--- START Supplied data ---
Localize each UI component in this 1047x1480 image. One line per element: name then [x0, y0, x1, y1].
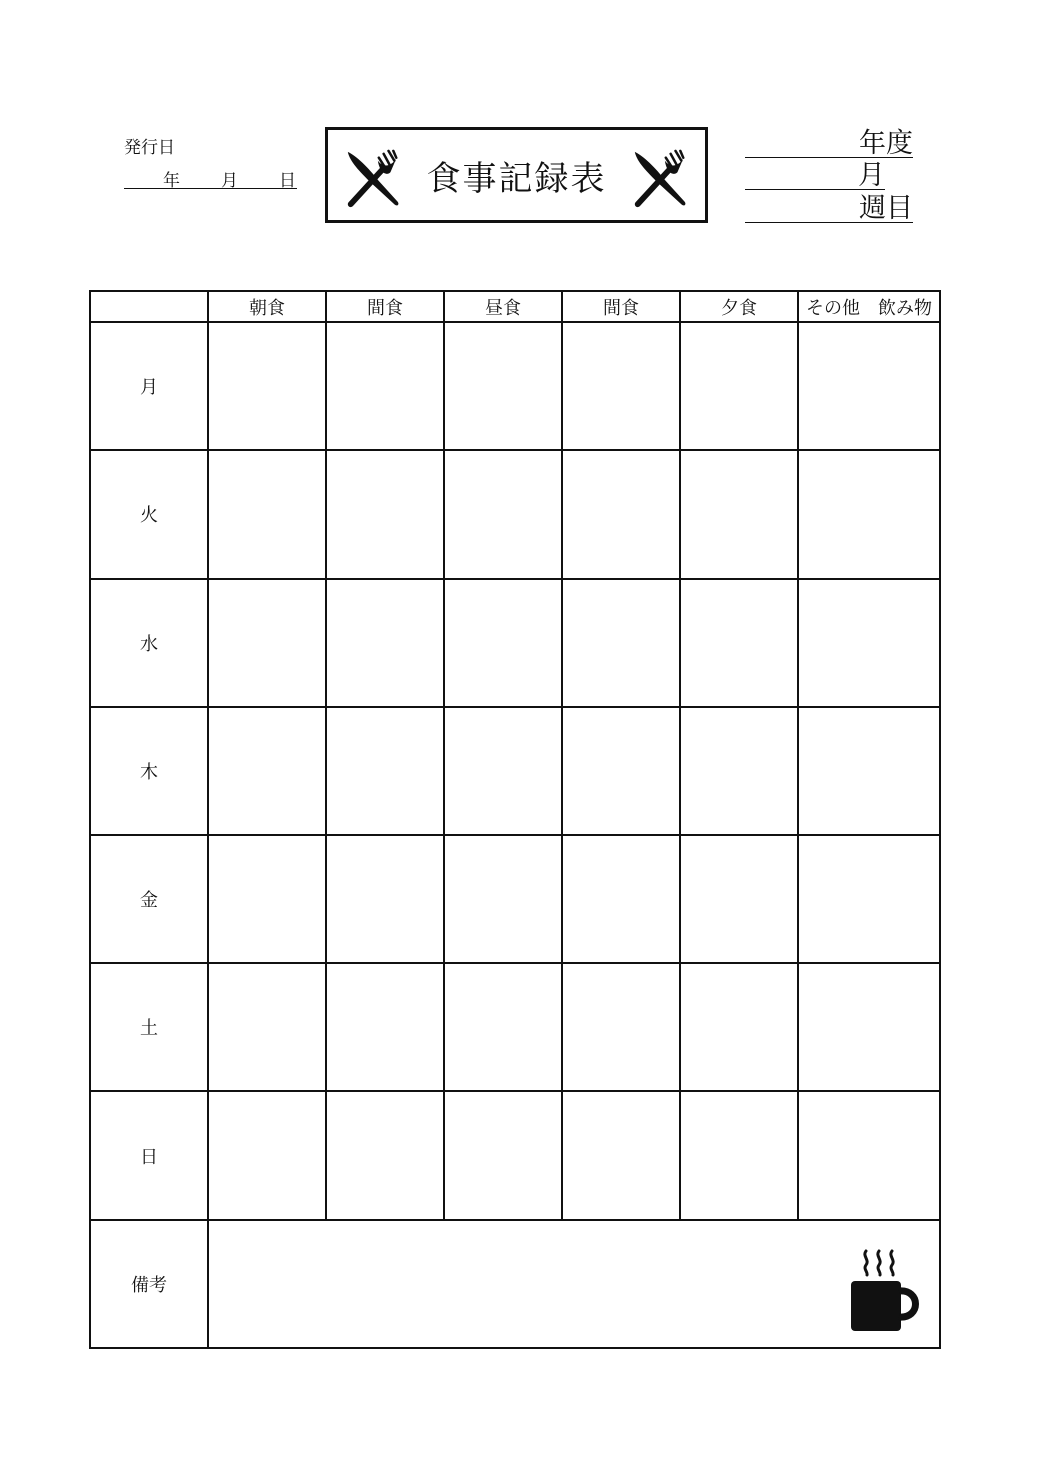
fiscal-year-field[interactable] [745, 127, 913, 158]
meal-cell[interactable] [798, 579, 940, 707]
table-row [90, 450, 940, 578]
day-label-saturday: 土 [90, 963, 208, 1091]
meal-cell[interactable] [680, 707, 798, 835]
day-label-tuesday: 火 [90, 450, 208, 578]
issue-year-unit: 年 [163, 171, 180, 191]
meal-cell[interactable] [680, 963, 798, 1091]
fork-knife-icon [342, 148, 404, 210]
day-label-sunday: 日 [90, 1091, 208, 1219]
notes-cell[interactable] [208, 1220, 940, 1348]
meal-cell[interactable] [562, 579, 680, 707]
meal-cell[interactable] [562, 322, 680, 450]
meal-cell[interactable] [208, 450, 326, 578]
day-label-thursday: 木 [90, 707, 208, 835]
hot-mug-icon [849, 1247, 919, 1331]
meal-cell[interactable] [680, 1091, 798, 1219]
meal-cell[interactable] [326, 963, 444, 1091]
notes-row [90, 1220, 940, 1348]
meal-cell[interactable] [208, 963, 326, 1091]
issue-date-label: 発行日 [124, 138, 175, 158]
meal-cell[interactable] [680, 835, 798, 963]
table-row [90, 1091, 940, 1219]
meal-cell[interactable] [444, 579, 562, 707]
header-lunch: 昼食 [444, 291, 562, 322]
meal-cell[interactable] [208, 579, 326, 707]
month-label: 月 [858, 160, 885, 191]
meal-cell[interactable] [798, 1091, 940, 1219]
table-row [90, 322, 940, 450]
table-row [90, 835, 940, 963]
meal-cell[interactable] [798, 707, 940, 835]
meal-cell[interactable] [798, 835, 940, 963]
week-label: 週目 [859, 193, 913, 224]
issue-date-field[interactable] [124, 166, 297, 189]
header-snack-morning: 間食 [326, 291, 444, 322]
meal-cell[interactable] [444, 963, 562, 1091]
day-label-monday: 月 [90, 322, 208, 450]
meal-cell[interactable] [326, 450, 444, 578]
meal-cell[interactable] [208, 707, 326, 835]
meal-cell[interactable] [562, 1091, 680, 1219]
meal-cell[interactable] [208, 1091, 326, 1219]
table-row [90, 579, 940, 707]
meal-cell[interactable] [798, 322, 940, 450]
header-snack-afternoon: 間食 [562, 291, 680, 322]
meal-cell[interactable] [326, 835, 444, 963]
meal-record-table [89, 290, 941, 1349]
corner-header [90, 291, 208, 322]
meal-cell[interactable] [562, 707, 680, 835]
fiscal-year-label: 年度 [859, 128, 913, 159]
meal-cell[interactable] [680, 579, 798, 707]
meal-cell[interactable] [562, 963, 680, 1091]
meal-cell[interactable] [798, 450, 940, 578]
issue-month-unit: 月 [221, 171, 238, 191]
meal-cell[interactable] [680, 322, 798, 450]
meal-cell[interactable] [444, 450, 562, 578]
meal-cell[interactable] [562, 835, 680, 963]
week-field[interactable] [745, 192, 913, 223]
meal-cell[interactable] [444, 1091, 562, 1219]
table-row [90, 963, 940, 1091]
meal-cell[interactable] [208, 835, 326, 963]
meal-cell[interactable] [326, 579, 444, 707]
day-label-wednesday: 水 [90, 579, 208, 707]
header-breakfast: 朝食 [208, 291, 326, 322]
meal-cell[interactable] [444, 835, 562, 963]
meal-cell[interactable] [680, 450, 798, 578]
meal-cell[interactable] [444, 322, 562, 450]
day-label-friday: 金 [90, 835, 208, 963]
issue-day-unit: 日 [279, 171, 296, 191]
page-title: 食事記録表 [426, 158, 607, 199]
header-other-drinks: その他 飲み物 [798, 291, 940, 322]
header-row [90, 291, 940, 322]
meal-cell[interactable] [326, 707, 444, 835]
table-row [90, 707, 940, 835]
meal-cell[interactable] [326, 1091, 444, 1219]
meal-cell[interactable] [798, 963, 940, 1091]
title-box [325, 127, 708, 223]
header-dinner: 夕食 [680, 291, 798, 322]
meal-cell[interactable] [444, 707, 562, 835]
meal-cell[interactable] [208, 322, 326, 450]
meal-cell[interactable] [562, 450, 680, 578]
notes-label: 備考 [90, 1220, 208, 1348]
fork-knife-icon [629, 148, 691, 210]
meal-cell[interactable] [326, 322, 444, 450]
--- END Supplied data ---
Written instruction:
Copy every line of the material word for word, omitting the pictures.

Answer for the task:
Localize each UI component in this 1047x1480 image. One line per element: name then [x0, y0, x1, y1].
fiscal-year-field[interactable] [745, 127, 913, 158]
meal-cell[interactable] [798, 579, 940, 707]
table-row [90, 450, 940, 578]
day-label-saturday: 土 [90, 963, 208, 1091]
meal-cell[interactable] [680, 707, 798, 835]
day-label-tuesday: 火 [90, 450, 208, 578]
issue-year-unit: 年 [163, 171, 180, 191]
meal-cell[interactable] [680, 963, 798, 1091]
fork-knife-icon [342, 148, 404, 210]
day-label-sunday: 日 [90, 1091, 208, 1219]
notes-cell[interactable] [208, 1220, 940, 1348]
meal-cell[interactable] [562, 579, 680, 707]
meal-cell[interactable] [562, 322, 680, 450]
meal-cell[interactable] [208, 450, 326, 578]
day-label-thursday: 木 [90, 707, 208, 835]
hot-mug-icon [849, 1247, 919, 1331]
meal-cell[interactable] [680, 1091, 798, 1219]
meal-cell[interactable] [326, 963, 444, 1091]
notes-row [90, 1220, 940, 1348]
meal-cell[interactable] [208, 963, 326, 1091]
issue-date-label: 発行日 [124, 138, 175, 158]
meal-cell[interactable] [680, 835, 798, 963]
table-row [90, 1091, 940, 1219]
meal-cell[interactable] [444, 579, 562, 707]
header-lunch: 昼食 [444, 291, 562, 322]
meal-cell[interactable] [208, 579, 326, 707]
month-label: 月 [858, 160, 885, 191]
meal-cell[interactable] [798, 1091, 940, 1219]
table-row [90, 322, 940, 450]
table-row [90, 835, 940, 963]
meal-cell[interactable] [798, 707, 940, 835]
meal-cell[interactable] [798, 835, 940, 963]
week-label: 週目 [859, 193, 913, 224]
issue-date-field[interactable] [124, 166, 297, 189]
header-snack-morning: 間食 [326, 291, 444, 322]
meal-cell[interactable] [444, 963, 562, 1091]
day-label-monday: 月 [90, 322, 208, 450]
meal-cell[interactable] [326, 450, 444, 578]
meal-cell[interactable] [208, 707, 326, 835]
meal-cell[interactable] [562, 1091, 680, 1219]
meal-cell[interactable] [208, 1091, 326, 1219]
table-row [90, 579, 940, 707]
meal-cell[interactable] [798, 322, 940, 450]
header-snack-afternoon: 間食 [562, 291, 680, 322]
meal-cell[interactable] [326, 835, 444, 963]
meal-record-table [89, 290, 941, 1349]
corner-header [90, 291, 208, 322]
meal-cell[interactable] [562, 707, 680, 835]
fiscal-year-label: 年度 [859, 128, 913, 159]
meal-cell[interactable] [680, 579, 798, 707]
meal-cell[interactable] [562, 963, 680, 1091]
meal-cell[interactable] [798, 450, 940, 578]
issue-month-unit: 月 [221, 171, 238, 191]
meal-cell[interactable] [680, 322, 798, 450]
meal-cell[interactable] [444, 450, 562, 578]
meal-cell[interactable] [562, 835, 680, 963]
week-field[interactable] [745, 192, 913, 223]
meal-cell[interactable] [444, 1091, 562, 1219]
table-row [90, 963, 940, 1091]
meal-cell[interactable] [208, 835, 326, 963]
meal-cell[interactable] [326, 579, 444, 707]
day-label-wednesday: 水 [90, 579, 208, 707]
header-breakfast: 朝食 [208, 291, 326, 322]
meal-cell[interactable] [444, 835, 562, 963]
meal-cell[interactable] [680, 450, 798, 578]
meal-cell[interactable] [444, 322, 562, 450]
day-label-friday: 金 [90, 835, 208, 963]
issue-day-unit: 日 [279, 171, 296, 191]
page-title: 食事記録表 [426, 158, 607, 199]
header-other-drinks: その他 飲み物 [798, 291, 940, 322]
header-row [90, 291, 940, 322]
meal-cell[interactable] [326, 707, 444, 835]
table-row [90, 707, 940, 835]
meal-cell[interactable] [326, 1091, 444, 1219]
meal-cell[interactable] [798, 963, 940, 1091]
title-box [325, 127, 708, 223]
header-dinner: 夕食 [680, 291, 798, 322]
meal-cell[interactable] [444, 707, 562, 835]
meal-cell[interactable] [208, 322, 326, 450]
meal-cell[interactable] [562, 450, 680, 578]
notes-label: 備考 [90, 1220, 208, 1348]
fork-knife-icon [629, 148, 691, 210]
meal-cell[interactable] [326, 322, 444, 450]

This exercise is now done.